:: CHALLENGE ::
Extract all lines in the data that contain the word "name".

################

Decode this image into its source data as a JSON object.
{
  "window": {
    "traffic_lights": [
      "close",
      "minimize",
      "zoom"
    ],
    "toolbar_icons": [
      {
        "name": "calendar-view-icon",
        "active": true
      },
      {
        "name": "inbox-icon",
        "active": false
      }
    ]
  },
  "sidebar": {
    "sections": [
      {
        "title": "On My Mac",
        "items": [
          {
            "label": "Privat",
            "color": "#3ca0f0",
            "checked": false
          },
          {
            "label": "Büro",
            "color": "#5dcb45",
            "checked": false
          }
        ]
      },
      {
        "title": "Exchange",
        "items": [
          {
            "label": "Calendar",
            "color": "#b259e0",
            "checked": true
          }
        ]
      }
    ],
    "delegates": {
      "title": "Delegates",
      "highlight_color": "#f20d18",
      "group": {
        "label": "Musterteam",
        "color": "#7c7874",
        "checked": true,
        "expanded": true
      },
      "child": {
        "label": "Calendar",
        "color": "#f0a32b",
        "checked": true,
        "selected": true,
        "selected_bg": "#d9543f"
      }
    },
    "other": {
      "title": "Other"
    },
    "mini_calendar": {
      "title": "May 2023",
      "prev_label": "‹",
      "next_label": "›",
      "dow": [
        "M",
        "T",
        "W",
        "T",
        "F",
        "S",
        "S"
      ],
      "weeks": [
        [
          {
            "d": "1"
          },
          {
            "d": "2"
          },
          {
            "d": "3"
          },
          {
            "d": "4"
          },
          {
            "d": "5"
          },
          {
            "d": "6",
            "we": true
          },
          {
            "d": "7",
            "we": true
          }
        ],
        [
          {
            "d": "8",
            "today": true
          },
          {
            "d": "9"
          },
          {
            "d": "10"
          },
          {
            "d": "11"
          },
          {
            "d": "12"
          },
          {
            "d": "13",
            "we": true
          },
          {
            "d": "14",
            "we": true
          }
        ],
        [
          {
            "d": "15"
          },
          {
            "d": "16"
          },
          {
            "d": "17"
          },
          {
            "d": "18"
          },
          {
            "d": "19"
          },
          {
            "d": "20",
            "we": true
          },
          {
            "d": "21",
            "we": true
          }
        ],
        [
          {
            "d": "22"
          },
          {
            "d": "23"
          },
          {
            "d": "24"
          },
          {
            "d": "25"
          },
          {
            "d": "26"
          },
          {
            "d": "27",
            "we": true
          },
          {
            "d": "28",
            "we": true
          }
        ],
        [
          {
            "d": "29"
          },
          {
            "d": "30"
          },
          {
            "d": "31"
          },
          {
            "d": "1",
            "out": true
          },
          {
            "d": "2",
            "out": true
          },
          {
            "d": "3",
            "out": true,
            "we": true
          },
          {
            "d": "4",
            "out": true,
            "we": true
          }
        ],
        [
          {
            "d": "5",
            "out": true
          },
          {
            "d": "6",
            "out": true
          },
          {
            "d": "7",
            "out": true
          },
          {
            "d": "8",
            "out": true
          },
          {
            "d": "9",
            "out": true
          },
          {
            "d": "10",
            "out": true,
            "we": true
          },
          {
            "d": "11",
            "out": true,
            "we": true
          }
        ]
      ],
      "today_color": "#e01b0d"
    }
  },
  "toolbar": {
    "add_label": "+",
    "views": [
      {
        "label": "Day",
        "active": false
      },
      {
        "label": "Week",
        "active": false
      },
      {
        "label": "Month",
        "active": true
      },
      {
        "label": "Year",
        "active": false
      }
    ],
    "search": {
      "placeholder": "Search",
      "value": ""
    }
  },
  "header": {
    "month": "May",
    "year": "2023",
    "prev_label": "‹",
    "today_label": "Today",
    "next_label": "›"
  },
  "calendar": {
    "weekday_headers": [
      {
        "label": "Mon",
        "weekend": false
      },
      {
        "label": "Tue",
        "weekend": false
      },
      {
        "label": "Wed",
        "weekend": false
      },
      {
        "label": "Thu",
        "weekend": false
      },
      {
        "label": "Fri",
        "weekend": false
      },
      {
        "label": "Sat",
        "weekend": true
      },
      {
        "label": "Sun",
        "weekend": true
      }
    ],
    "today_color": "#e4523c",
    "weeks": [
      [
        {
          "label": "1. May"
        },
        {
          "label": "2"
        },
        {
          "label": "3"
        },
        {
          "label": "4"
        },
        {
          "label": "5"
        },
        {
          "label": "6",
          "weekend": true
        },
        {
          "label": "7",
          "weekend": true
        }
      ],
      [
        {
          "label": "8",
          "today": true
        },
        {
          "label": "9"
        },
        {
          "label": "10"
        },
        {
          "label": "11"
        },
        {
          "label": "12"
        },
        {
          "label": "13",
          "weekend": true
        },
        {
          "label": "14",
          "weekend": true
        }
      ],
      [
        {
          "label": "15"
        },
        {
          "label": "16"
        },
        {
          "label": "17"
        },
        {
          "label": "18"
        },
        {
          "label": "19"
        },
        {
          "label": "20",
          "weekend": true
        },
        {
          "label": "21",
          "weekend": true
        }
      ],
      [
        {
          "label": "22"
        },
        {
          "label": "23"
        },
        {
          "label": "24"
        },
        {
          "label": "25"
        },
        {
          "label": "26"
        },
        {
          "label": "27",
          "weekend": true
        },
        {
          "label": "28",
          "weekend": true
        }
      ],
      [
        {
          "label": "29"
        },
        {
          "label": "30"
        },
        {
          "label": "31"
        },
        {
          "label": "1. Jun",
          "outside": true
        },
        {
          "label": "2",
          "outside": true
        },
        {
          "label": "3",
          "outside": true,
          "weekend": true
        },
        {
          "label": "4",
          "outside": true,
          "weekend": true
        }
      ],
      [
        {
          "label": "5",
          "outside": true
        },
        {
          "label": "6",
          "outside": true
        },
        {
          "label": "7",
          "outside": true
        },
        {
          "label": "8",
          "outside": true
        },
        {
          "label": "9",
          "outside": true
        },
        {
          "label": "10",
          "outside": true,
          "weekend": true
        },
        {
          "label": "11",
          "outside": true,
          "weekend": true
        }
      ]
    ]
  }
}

################

:: SOLUTION ::
        "name": "calendar-view-icon",
        "name": "inbox-icon",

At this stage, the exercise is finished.